*** Listed records ***

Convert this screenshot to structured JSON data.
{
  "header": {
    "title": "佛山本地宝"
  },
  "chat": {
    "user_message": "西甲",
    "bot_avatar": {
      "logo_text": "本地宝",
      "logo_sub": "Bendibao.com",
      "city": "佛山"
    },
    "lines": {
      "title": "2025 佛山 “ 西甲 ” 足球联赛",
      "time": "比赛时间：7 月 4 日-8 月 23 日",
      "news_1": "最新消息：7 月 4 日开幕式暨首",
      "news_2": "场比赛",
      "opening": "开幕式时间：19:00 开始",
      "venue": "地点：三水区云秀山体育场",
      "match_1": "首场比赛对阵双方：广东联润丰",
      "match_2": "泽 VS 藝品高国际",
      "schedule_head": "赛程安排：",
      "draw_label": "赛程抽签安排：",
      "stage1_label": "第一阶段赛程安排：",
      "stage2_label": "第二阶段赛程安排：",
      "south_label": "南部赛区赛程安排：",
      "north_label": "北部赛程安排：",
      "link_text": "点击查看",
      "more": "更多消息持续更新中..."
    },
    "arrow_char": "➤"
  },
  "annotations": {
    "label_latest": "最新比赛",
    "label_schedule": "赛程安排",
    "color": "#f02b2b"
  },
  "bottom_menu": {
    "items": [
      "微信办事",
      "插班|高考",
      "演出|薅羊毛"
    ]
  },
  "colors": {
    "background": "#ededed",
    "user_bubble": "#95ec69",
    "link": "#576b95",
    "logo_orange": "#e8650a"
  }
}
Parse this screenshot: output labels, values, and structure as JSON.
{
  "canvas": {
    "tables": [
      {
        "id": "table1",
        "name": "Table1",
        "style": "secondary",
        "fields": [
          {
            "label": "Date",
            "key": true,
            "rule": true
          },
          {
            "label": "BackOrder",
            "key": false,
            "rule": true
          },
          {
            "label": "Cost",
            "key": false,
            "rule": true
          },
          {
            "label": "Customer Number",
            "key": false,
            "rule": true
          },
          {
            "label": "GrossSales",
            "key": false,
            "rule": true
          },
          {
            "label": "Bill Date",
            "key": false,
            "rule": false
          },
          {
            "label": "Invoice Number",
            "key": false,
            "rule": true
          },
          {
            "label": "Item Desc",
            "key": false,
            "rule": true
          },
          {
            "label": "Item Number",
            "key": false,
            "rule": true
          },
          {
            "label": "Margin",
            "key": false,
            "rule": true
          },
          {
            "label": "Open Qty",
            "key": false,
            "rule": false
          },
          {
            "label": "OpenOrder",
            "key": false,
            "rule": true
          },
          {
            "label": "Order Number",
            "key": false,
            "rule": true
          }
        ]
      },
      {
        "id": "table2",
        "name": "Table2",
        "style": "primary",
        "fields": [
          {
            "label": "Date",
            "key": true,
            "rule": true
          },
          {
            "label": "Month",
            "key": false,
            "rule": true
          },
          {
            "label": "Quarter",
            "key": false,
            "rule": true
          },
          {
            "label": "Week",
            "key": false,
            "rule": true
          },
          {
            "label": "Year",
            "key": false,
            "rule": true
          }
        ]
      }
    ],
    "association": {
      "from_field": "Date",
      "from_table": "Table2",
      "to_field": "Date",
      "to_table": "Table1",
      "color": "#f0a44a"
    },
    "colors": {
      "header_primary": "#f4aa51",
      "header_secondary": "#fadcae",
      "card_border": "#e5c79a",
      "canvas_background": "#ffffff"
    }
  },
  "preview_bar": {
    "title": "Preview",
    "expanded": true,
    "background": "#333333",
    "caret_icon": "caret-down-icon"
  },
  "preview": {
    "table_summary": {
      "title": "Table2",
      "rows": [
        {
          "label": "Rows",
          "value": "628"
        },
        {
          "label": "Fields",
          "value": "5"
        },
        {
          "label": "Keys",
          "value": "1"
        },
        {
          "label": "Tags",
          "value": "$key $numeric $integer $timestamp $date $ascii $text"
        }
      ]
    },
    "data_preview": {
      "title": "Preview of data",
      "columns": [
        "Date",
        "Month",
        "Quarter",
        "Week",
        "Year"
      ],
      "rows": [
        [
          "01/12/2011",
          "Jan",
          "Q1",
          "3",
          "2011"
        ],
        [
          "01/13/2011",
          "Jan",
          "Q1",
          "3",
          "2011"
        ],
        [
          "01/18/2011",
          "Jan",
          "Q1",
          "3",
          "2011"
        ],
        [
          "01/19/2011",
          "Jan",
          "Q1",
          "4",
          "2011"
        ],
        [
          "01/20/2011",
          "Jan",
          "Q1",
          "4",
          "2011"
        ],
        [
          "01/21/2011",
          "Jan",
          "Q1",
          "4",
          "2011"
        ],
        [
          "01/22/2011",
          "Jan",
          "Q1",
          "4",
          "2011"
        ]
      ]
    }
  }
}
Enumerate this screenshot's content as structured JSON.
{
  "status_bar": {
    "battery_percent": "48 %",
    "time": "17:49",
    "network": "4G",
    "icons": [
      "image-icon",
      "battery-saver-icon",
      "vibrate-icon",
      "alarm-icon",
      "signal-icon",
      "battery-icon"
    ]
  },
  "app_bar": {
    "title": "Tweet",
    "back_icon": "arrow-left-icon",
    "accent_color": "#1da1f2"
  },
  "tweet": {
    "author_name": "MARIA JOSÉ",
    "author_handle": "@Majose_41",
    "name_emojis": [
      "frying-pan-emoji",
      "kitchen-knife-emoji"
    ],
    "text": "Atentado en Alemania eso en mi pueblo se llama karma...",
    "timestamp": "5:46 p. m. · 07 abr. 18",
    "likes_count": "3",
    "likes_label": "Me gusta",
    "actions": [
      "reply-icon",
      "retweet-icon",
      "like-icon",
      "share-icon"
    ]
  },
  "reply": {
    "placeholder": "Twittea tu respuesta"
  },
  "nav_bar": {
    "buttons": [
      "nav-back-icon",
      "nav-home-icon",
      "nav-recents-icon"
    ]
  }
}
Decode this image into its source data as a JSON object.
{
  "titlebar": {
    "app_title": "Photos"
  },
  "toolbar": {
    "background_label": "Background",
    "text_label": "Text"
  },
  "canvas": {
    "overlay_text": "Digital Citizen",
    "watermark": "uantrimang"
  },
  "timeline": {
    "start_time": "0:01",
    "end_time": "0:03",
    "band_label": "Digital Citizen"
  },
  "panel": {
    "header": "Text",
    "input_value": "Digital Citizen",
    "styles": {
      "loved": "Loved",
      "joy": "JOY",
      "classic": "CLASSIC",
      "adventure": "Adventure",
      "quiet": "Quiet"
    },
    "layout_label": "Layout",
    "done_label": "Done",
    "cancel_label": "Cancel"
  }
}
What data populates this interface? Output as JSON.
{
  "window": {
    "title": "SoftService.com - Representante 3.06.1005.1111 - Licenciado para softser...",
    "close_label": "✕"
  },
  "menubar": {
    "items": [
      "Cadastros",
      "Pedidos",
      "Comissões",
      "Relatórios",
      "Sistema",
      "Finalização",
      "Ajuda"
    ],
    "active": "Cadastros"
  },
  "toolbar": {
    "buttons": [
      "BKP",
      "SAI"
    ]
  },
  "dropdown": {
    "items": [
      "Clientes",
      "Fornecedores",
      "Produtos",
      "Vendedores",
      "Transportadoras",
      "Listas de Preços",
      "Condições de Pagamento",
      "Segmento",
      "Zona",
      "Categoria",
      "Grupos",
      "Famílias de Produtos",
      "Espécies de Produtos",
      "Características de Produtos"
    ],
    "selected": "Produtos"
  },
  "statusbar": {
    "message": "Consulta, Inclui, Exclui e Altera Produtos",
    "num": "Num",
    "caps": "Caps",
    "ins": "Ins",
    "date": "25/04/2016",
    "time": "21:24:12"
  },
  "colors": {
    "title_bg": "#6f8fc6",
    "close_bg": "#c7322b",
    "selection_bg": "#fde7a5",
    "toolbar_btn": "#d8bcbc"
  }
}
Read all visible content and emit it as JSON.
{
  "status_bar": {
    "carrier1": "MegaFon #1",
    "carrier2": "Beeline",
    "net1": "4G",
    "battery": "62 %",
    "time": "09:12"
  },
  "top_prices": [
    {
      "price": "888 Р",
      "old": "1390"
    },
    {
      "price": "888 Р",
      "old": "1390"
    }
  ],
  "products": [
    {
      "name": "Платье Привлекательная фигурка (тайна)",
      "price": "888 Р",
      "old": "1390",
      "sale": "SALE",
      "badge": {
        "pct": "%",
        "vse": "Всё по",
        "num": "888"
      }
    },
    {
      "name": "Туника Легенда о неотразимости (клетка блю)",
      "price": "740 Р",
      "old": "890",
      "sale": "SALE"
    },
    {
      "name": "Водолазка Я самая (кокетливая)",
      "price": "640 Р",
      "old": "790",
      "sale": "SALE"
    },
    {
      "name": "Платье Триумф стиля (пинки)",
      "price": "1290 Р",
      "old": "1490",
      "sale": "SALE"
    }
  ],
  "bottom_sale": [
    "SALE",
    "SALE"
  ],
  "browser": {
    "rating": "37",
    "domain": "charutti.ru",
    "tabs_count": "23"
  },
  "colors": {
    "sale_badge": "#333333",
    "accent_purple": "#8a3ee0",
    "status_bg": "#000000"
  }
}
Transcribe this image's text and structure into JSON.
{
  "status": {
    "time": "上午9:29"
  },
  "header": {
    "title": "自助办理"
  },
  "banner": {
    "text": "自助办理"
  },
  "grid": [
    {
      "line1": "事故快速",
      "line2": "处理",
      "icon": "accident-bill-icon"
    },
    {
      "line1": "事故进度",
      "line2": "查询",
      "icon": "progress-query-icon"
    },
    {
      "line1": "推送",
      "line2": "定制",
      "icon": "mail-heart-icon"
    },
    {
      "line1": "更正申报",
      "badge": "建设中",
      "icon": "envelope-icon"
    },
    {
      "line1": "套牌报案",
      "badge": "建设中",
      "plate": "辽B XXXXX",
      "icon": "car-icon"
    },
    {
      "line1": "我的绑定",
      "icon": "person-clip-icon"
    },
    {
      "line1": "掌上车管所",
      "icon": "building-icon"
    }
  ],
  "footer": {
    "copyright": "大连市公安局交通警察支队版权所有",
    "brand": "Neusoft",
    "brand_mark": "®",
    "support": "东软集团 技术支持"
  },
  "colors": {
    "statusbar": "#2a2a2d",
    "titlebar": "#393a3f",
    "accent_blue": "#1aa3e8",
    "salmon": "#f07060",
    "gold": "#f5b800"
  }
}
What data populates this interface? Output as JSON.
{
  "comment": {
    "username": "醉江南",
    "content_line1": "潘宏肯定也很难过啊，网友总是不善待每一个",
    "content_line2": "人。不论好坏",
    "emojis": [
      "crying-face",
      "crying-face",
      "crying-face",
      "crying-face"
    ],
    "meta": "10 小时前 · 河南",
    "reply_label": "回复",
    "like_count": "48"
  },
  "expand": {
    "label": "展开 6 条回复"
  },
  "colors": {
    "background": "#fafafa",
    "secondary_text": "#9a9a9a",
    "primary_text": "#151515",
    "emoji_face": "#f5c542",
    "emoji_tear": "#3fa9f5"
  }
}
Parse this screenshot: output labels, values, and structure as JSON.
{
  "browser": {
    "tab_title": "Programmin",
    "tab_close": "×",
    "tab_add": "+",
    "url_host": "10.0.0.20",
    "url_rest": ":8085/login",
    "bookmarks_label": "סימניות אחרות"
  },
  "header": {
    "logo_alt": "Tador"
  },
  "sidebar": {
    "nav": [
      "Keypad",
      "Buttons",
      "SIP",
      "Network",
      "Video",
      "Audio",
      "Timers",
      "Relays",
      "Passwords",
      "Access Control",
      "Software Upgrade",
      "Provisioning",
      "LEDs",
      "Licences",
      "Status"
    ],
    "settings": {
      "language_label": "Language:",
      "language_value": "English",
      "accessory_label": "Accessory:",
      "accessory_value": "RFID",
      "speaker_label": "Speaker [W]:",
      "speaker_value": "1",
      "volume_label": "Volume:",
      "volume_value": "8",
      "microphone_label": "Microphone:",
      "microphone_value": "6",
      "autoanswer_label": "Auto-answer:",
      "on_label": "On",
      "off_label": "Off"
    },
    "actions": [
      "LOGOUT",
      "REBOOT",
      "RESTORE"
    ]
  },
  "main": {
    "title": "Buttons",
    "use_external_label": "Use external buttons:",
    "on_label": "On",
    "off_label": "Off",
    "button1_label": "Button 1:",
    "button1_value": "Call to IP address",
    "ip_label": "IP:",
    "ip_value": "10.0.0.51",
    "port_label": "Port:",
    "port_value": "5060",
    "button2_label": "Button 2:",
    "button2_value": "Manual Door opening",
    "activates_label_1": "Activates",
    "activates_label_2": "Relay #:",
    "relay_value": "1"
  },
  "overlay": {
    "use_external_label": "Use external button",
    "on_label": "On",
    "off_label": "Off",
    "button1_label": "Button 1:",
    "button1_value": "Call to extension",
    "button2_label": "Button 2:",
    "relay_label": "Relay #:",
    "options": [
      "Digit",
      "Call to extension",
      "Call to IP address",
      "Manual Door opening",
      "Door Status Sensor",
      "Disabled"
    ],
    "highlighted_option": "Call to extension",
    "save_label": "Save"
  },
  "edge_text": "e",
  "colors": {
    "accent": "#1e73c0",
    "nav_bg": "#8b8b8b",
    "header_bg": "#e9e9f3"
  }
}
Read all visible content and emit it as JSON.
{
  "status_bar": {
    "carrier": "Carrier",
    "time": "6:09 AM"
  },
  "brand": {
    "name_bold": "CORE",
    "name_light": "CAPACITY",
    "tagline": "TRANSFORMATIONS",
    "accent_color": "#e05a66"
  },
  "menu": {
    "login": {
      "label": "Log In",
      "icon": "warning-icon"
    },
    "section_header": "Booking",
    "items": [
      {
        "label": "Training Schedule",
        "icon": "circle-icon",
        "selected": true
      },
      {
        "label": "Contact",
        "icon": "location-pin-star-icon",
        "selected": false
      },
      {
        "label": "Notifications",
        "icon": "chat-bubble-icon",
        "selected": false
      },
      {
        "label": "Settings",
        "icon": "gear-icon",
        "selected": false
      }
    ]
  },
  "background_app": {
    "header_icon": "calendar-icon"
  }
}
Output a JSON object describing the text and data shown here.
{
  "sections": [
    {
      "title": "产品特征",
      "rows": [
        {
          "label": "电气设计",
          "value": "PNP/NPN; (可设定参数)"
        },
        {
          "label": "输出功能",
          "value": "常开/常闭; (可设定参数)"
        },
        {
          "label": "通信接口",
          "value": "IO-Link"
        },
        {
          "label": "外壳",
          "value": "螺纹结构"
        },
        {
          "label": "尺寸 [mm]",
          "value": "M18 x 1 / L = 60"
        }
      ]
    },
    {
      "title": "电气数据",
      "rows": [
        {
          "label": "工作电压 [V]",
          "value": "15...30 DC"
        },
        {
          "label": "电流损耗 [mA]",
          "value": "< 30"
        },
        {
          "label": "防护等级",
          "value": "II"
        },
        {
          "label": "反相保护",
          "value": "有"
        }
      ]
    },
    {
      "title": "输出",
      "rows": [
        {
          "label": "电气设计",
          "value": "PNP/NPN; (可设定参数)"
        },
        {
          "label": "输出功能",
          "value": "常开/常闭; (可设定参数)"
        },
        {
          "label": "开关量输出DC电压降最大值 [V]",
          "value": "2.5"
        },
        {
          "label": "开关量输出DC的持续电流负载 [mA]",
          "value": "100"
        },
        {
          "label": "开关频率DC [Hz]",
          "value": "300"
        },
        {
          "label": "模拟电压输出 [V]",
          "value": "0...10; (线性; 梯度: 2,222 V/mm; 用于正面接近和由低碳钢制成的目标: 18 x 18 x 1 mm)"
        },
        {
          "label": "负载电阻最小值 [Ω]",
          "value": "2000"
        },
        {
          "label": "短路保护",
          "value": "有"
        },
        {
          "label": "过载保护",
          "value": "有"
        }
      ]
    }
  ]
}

***

### Given instruction
Select all lines with the word "opening" from the entries above.

### Response for this exercise
      "opening": "开幕式时间：19:00 开始",
    "button2_value": "Manual Door opening",
      "Manual Door opening",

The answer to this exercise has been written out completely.